What is needed: Write the records out again exactly as they read, dropping any picture they hold.

===

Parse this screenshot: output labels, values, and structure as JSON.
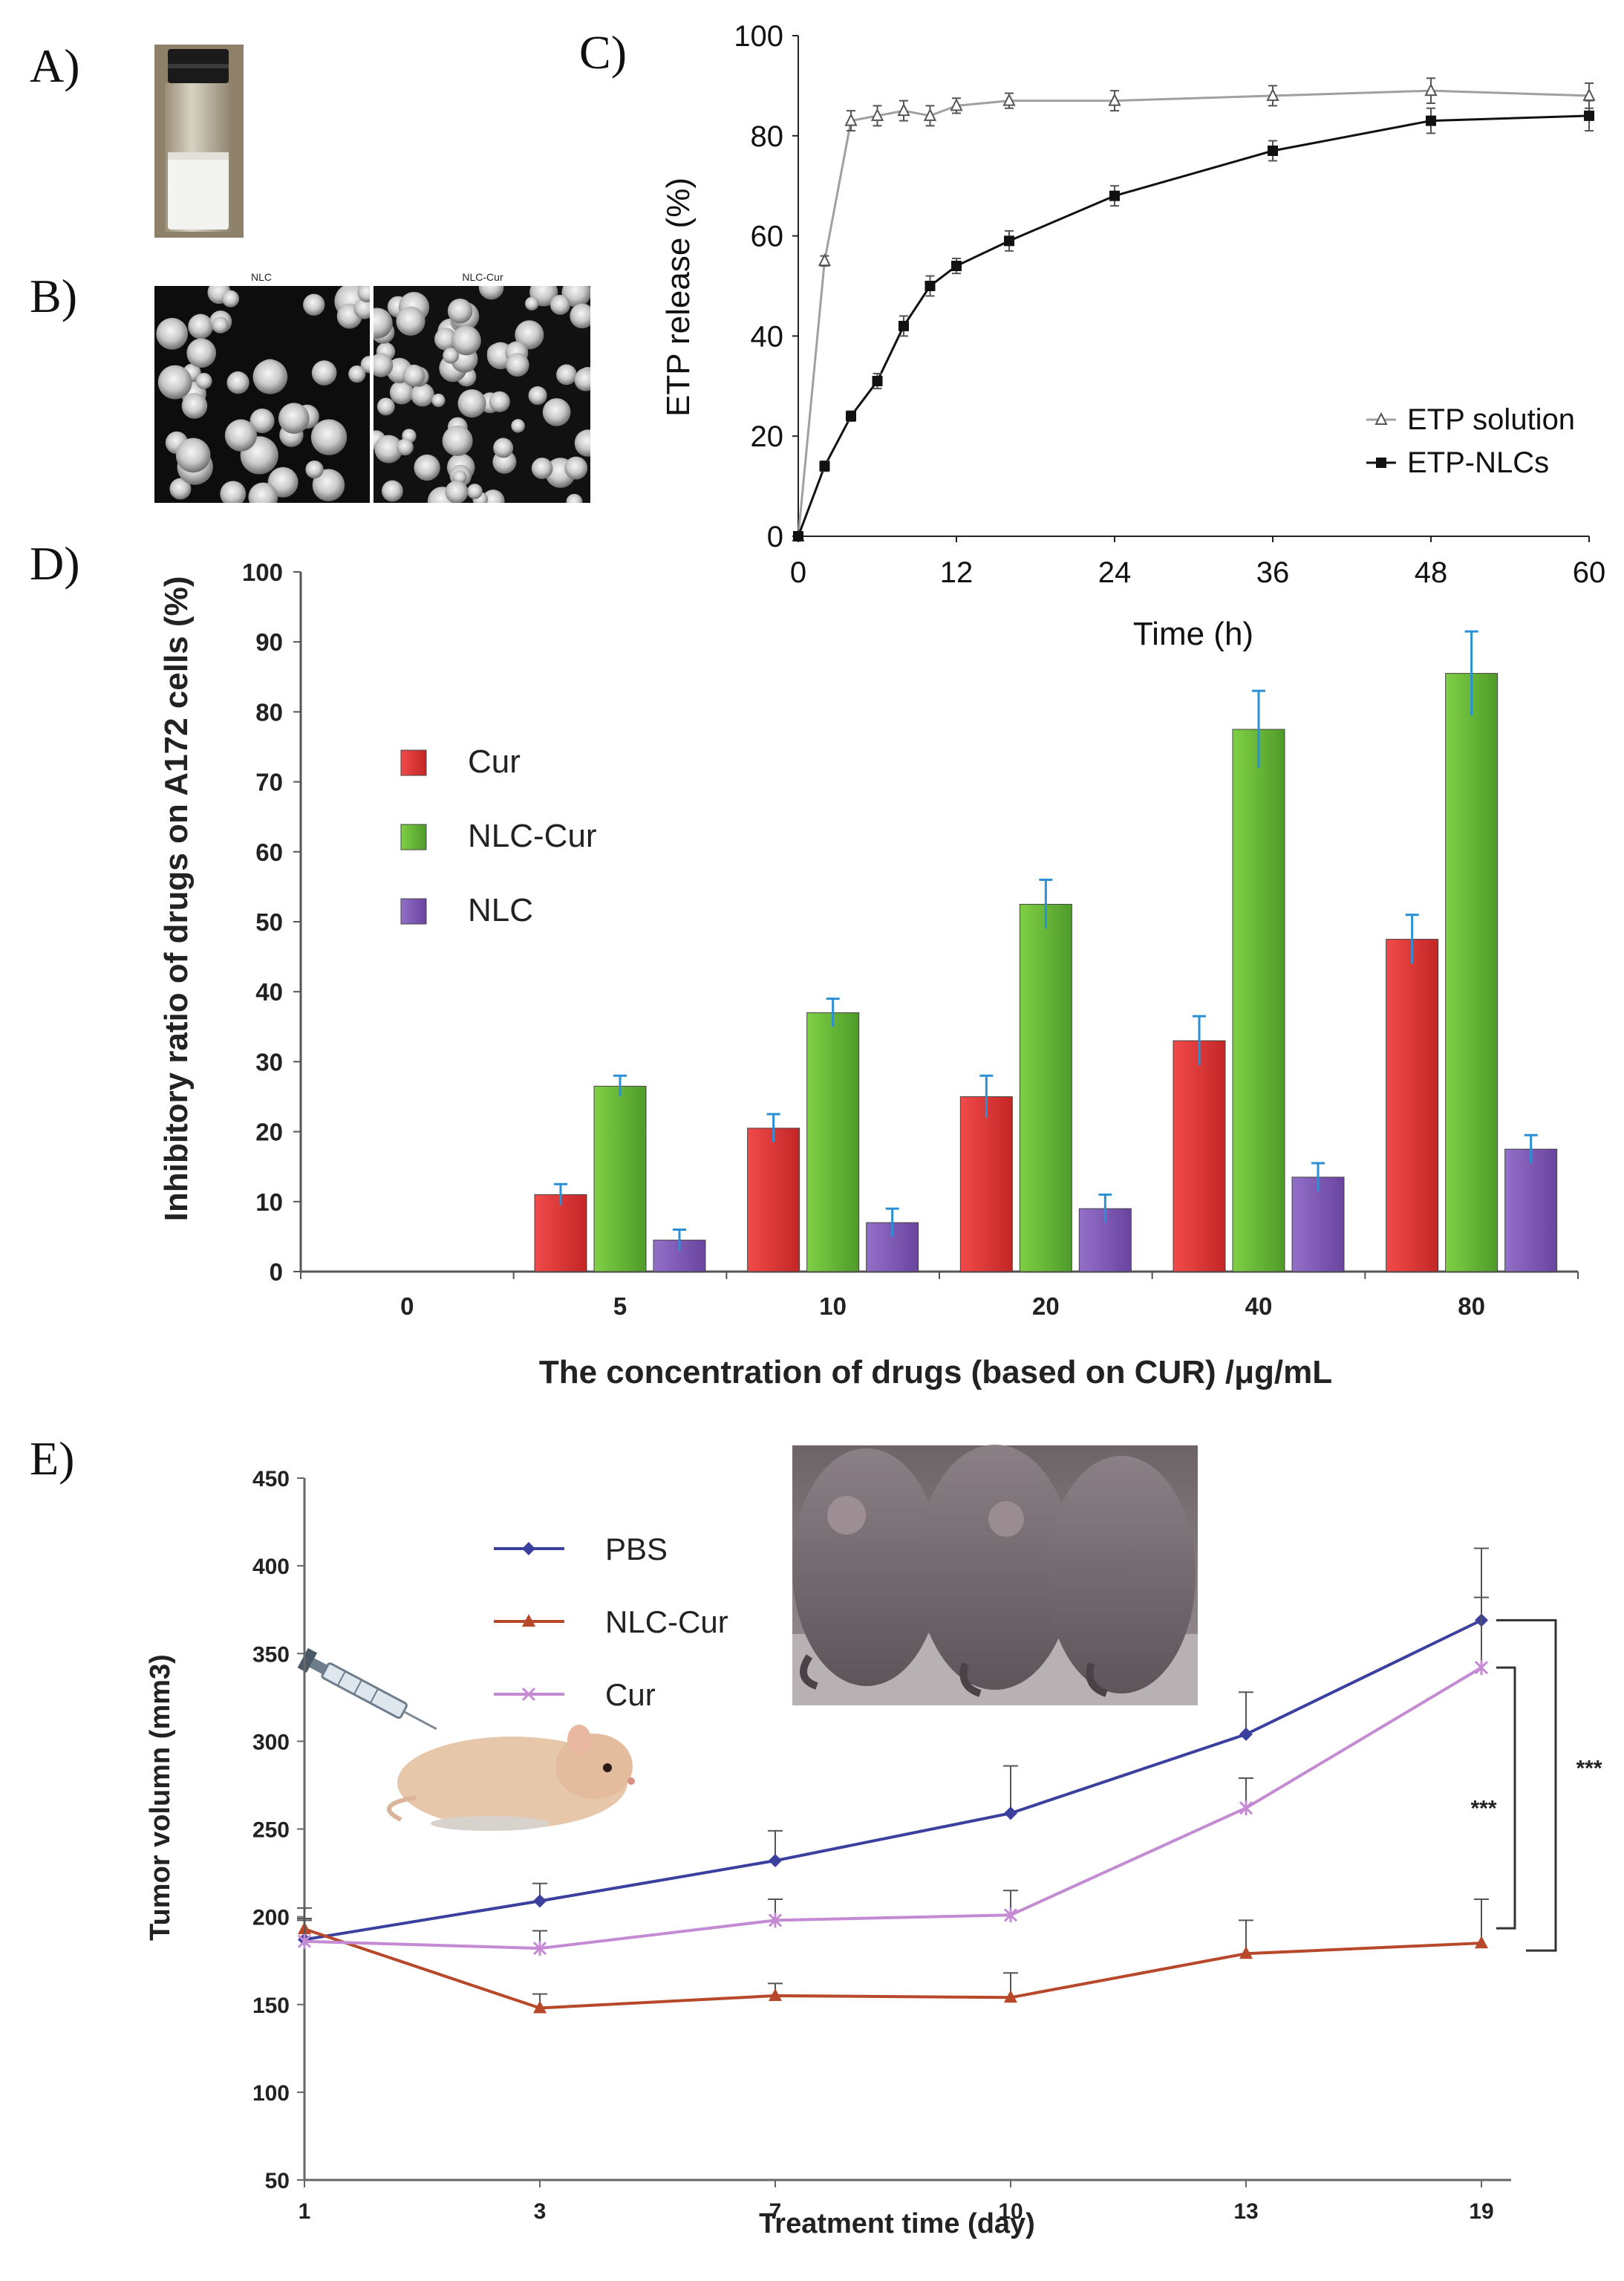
{
  "panels": {
    "a": "A)",
    "b": "B)",
    "c": "C)",
    "d": "D)",
    "e": "E)"
  },
  "tem_labels": {
    "left": "NLC",
    "right": "NLC-Cur"
  },
  "colors": {
    "cur": "#e03a3a",
    "nlc_cur": "#6cbf3a",
    "nlc": "#7f57b6",
    "error_d": "#2b8fd6",
    "pbs": "#3b3f9e",
    "nlc_cur_line": "#b8482a",
    "cur_line": "#c58ad4"
  },
  "chart_data": [
    {
      "panel": "C",
      "type": "line",
      "xlabel": "Time (h)",
      "ylabel": "ETP release  (%)",
      "xlim": [
        0,
        60
      ],
      "ylim": [
        0,
        100
      ],
      "xticks": [
        "0",
        "12",
        "24",
        "36",
        "48",
        "60"
      ],
      "yticks": [
        "0",
        "20",
        "40",
        "60",
        "80",
        "100"
      ],
      "legend_position": "bottom-right",
      "series": [
        {
          "name": "ETP solution",
          "x": [
            0,
            2,
            4,
            6,
            8,
            10,
            12,
            16,
            24,
            36,
            48,
            60
          ],
          "y": [
            0,
            55,
            83,
            84,
            85,
            84,
            86,
            87,
            87,
            88,
            89,
            88
          ],
          "err": [
            0,
            1,
            2,
            2,
            2,
            2,
            1.5,
            1.5,
            2,
            2,
            2.5,
            2.5
          ]
        },
        {
          "name": "ETP-NLCs",
          "x": [
            0,
            2,
            4,
            6,
            8,
            10,
            12,
            16,
            24,
            36,
            48,
            60
          ],
          "y": [
            0,
            14,
            24,
            31,
            42,
            50,
            54,
            59,
            68,
            77,
            83,
            84
          ],
          "err": [
            0,
            1,
            1,
            1.5,
            2,
            2,
            1.5,
            2,
            2,
            2,
            2.5,
            3
          ]
        }
      ]
    },
    {
      "panel": "D",
      "type": "bar",
      "xlabel": "The concentration of drugs (based on CUR) /μg/mL",
      "ylabel": "Inhibitory ratio of drugs on A172 cells (%)",
      "categories": [
        "0",
        "5",
        "10",
        "20",
        "40",
        "80"
      ],
      "ylim": [
        0,
        100
      ],
      "yticks": [
        "0",
        "10",
        "20",
        "30",
        "40",
        "50",
        "60",
        "70",
        "80",
        "90",
        "100"
      ],
      "legend_position": "top-left",
      "series": [
        {
          "name": "Cur",
          "values": [
            0,
            11,
            20.5,
            25,
            33,
            47.5
          ],
          "err": [
            0,
            1.5,
            2,
            3,
            3.5,
            3.5
          ]
        },
        {
          "name": "NLC-Cur",
          "values": [
            0,
            26.5,
            37,
            52.5,
            77.5,
            85.5
          ],
          "err": [
            0,
            1.5,
            2,
            3.5,
            5.5,
            6
          ]
        },
        {
          "name": "NLC",
          "values": [
            0,
            4.5,
            7,
            9,
            13.5,
            17.5
          ],
          "err": [
            0,
            1.5,
            2,
            2,
            2,
            2
          ]
        }
      ]
    },
    {
      "panel": "E",
      "type": "line",
      "xlabel": "Treatment time (day)",
      "ylabel": "Tumor volumn (mm3)",
      "categories": [
        "1",
        "3",
        "7",
        "10",
        "13",
        "19"
      ],
      "ylim": [
        50,
        450
      ],
      "yticks": [
        "50",
        "100",
        "150",
        "200",
        "250",
        "300",
        "350",
        "400",
        "450"
      ],
      "legend_position": "top-left",
      "significance": [
        "***",
        "***"
      ],
      "series": [
        {
          "name": "PBS",
          "values": [
            187,
            209,
            232,
            259,
            304,
            369
          ],
          "err": [
            12,
            10,
            17,
            27,
            24,
            41
          ]
        },
        {
          "name": "NLC-Cur",
          "values": [
            193,
            148,
            155,
            154,
            179,
            185
          ],
          "err": [
            12,
            8,
            7,
            14,
            19,
            25
          ]
        },
        {
          "name": "Cur",
          "values": [
            186,
            182,
            198,
            201,
            262,
            342
          ],
          "err": [
            12,
            10,
            12,
            14,
            17,
            40
          ]
        }
      ]
    }
  ]
}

===

Answer box:
Parse this screenshot: output labels, values, and structure as JSON.
{
  "panels": {
    "a": "A)",
    "b": "B)",
    "c": "C)",
    "d": "D)",
    "e": "E)"
  },
  "tem_labels": {
    "left": "NLC",
    "right": "NLC-Cur"
  },
  "colors": {
    "cur": "#e03a3a",
    "nlc_cur": "#6cbf3a",
    "nlc": "#7f57b6",
    "error_d": "#2b8fd6",
    "pbs": "#3b3f9e",
    "nlc_cur_line": "#b8482a",
    "cur_line": "#c58ad4"
  },
  "chart_data": [
    {
      "panel": "C",
      "type": "line",
      "xlabel": "Time (h)",
      "ylabel": "ETP release  (%)",
      "xlim": [
        0,
        60
      ],
      "ylim": [
        0,
        100
      ],
      "xticks": [
        "0",
        "12",
        "24",
        "36",
        "48",
        "60"
      ],
      "yticks": [
        "0",
        "20",
        "40",
        "60",
        "80",
        "100"
      ],
      "legend_position": "bottom-right",
      "series": [
        {
          "name": "ETP solution",
          "x": [
            0,
            2,
            4,
            6,
            8,
            10,
            12,
            16,
            24,
            36,
            48,
            60
          ],
          "y": [
            0,
            55,
            83,
            84,
            85,
            84,
            86,
            87,
            87,
            88,
            89,
            88
          ],
          "err": [
            0,
            1,
            2,
            2,
            2,
            2,
            1.5,
            1.5,
            2,
            2,
            2.5,
            2.5
          ]
        },
        {
          "name": "ETP-NLCs",
          "x": [
            0,
            2,
            4,
            6,
            8,
            10,
            12,
            16,
            24,
            36,
            48,
            60
          ],
          "y": [
            0,
            14,
            24,
            31,
            42,
            50,
            54,
            59,
            68,
            77,
            83,
            84
          ],
          "err": [
            0,
            1,
            1,
            1.5,
            2,
            2,
            1.5,
            2,
            2,
            2,
            2.5,
            3
          ]
        }
      ]
    },
    {
      "panel": "D",
      "type": "bar",
      "xlabel": "The concentration of drugs (based on CUR) /μg/mL",
      "ylabel": "Inhibitory ratio of drugs on A172 cells (%)",
      "categories": [
        "0",
        "5",
        "10",
        "20",
        "40",
        "80"
      ],
      "ylim": [
        0,
        100
      ],
      "yticks": [
        "0",
        "10",
        "20",
        "30",
        "40",
        "50",
        "60",
        "70",
        "80",
        "90",
        "100"
      ],
      "legend_position": "top-left",
      "series": [
        {
          "name": "Cur",
          "values": [
            0,
            11,
            20.5,
            25,
            33,
            47.5
          ],
          "err": [
            0,
            1.5,
            2,
            3,
            3.5,
            3.5
          ]
        },
        {
          "name": "NLC-Cur",
          "values": [
            0,
            26.5,
            37,
            52.5,
            77.5,
            85.5
          ],
          "err": [
            0,
            1.5,
            2,
            3.5,
            5.5,
            6
          ]
        },
        {
          "name": "NLC",
          "values": [
            0,
            4.5,
            7,
            9,
            13.5,
            17.5
          ],
          "err": [
            0,
            1.5,
            2,
            2,
            2,
            2
          ]
        }
      ]
    },
    {
      "panel": "E",
      "type": "line",
      "xlabel": "Treatment time (day)",
      "ylabel": "Tumor volumn (mm3)",
      "categories": [
        "1",
        "3",
        "7",
        "10",
        "13",
        "19"
      ],
      "ylim": [
        50,
        450
      ],
      "yticks": [
        "50",
        "100",
        "150",
        "200",
        "250",
        "300",
        "350",
        "400",
        "450"
      ],
      "legend_position": "top-left",
      "significance": [
        "***",
        "***"
      ],
      "series": [
        {
          "name": "PBS",
          "values": [
            187,
            209,
            232,
            259,
            304,
            369
          ],
          "err": [
            12,
            10,
            17,
            27,
            24,
            41
          ]
        },
        {
          "name": "NLC-Cur",
          "values": [
            193,
            148,
            155,
            154,
            179,
            185
          ],
          "err": [
            12,
            8,
            7,
            14,
            19,
            25
          ]
        },
        {
          "name": "Cur",
          "values": [
            186,
            182,
            198,
            201,
            262,
            342
          ],
          "err": [
            12,
            10,
            12,
            14,
            17,
            40
          ]
        }
      ]
    }
  ]
}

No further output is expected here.